» **Set task**: Copy every line, leaving nothing out and adding nothing.

» **Data entries**:
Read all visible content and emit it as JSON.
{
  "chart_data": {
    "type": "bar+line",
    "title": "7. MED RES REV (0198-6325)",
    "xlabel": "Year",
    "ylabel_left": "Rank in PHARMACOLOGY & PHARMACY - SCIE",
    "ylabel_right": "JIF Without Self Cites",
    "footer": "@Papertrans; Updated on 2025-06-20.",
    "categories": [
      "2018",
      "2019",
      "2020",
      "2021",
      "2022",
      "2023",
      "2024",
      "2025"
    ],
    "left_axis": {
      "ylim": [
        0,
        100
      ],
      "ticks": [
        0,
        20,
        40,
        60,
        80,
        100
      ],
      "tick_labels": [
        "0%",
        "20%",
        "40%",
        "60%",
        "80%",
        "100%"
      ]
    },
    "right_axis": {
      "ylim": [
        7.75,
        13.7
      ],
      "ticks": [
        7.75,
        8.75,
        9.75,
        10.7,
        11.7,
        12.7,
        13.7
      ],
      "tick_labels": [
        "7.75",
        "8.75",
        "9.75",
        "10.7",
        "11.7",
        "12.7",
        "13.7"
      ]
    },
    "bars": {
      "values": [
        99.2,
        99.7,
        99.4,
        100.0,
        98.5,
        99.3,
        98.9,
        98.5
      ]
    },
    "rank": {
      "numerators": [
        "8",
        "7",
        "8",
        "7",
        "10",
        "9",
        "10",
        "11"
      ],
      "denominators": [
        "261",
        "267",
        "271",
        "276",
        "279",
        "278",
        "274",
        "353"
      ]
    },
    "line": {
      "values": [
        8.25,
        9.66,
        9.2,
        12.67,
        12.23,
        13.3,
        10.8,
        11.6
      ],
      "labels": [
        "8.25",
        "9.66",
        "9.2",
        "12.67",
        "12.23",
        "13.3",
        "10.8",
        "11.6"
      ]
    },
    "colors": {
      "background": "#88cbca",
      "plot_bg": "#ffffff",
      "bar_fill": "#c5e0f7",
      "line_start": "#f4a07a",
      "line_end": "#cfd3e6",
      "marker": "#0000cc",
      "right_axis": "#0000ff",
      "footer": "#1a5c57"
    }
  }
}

» **Solution for this problem**:
Read all visible content and emit it as JSON.
{
  "chart_data": {
    "type": "bar+line",
    "title": "7. MED RES REV (0198-6325)",
    "xlabel": "Year",
    "ylabel_left": "Rank in PHARMACOLOGY & PHARMACY - SCIE",
    "ylabel_right": "JIF Without Self Cites",
    "footer": "@Papertrans; Updated on 2025-06-20.",
    "categories": [
      "2018",
      "2019",
      "2020",
      "2021",
      "2022",
      "2023",
      "2024",
      "2025"
    ],
    "left_axis": {
      "ylim": [
        0,
        100
      ],
      "ticks": [
        0,
        20,
        40,
        60,
        80,
        100
      ],
      "tick_labels": [
        "0%",
        "20%",
        "40%",
        "60%",
        "80%",
        "100%"
      ]
    },
    "right_axis": {
      "ylim": [
        7.75,
        13.7
      ],
      "ticks": [
        7.75,
        8.75,
        9.75,
        10.7,
        11.7,
        12.7,
        13.7
      ],
      "tick_labels": [
        "7.75",
        "8.75",
        "9.75",
        "10.7",
        "11.7",
        "12.7",
        "13.7"
      ]
    },
    "bars": {
      "values": [
        99.2,
        99.7,
        99.4,
        100.0,
        98.5,
        99.3,
        98.9,
        98.5
      ]
    },
    "rank": {
      "numerators": [
        "8",
        "7",
        "8",
        "7",
        "10",
        "9",
        "10",
        "11"
      ],
      "denominators": [
        "261",
        "267",
        "271",
        "276",
        "279",
        "278",
        "274",
        "353"
      ]
    },
    "line": {
      "values": [
        8.25,
        9.66,
        9.2,
        12.67,
        12.23,
        13.3,
        10.8,
        11.6
      ],
      "labels": [
        "8.25",
        "9.66",
        "9.2",
        "12.67",
        "12.23",
        "13.3",
        "10.8",
        "11.6"
      ]
    },
    "colors": {
      "background": "#88cbca",
      "plot_bg": "#ffffff",
      "bar_fill": "#c5e0f7",
      "line_start": "#f4a07a",
      "line_end": "#cfd3e6",
      "marker": "#0000cc",
      "right_axis": "#0000ff",
      "footer": "#1a5c57"
    }
  }
}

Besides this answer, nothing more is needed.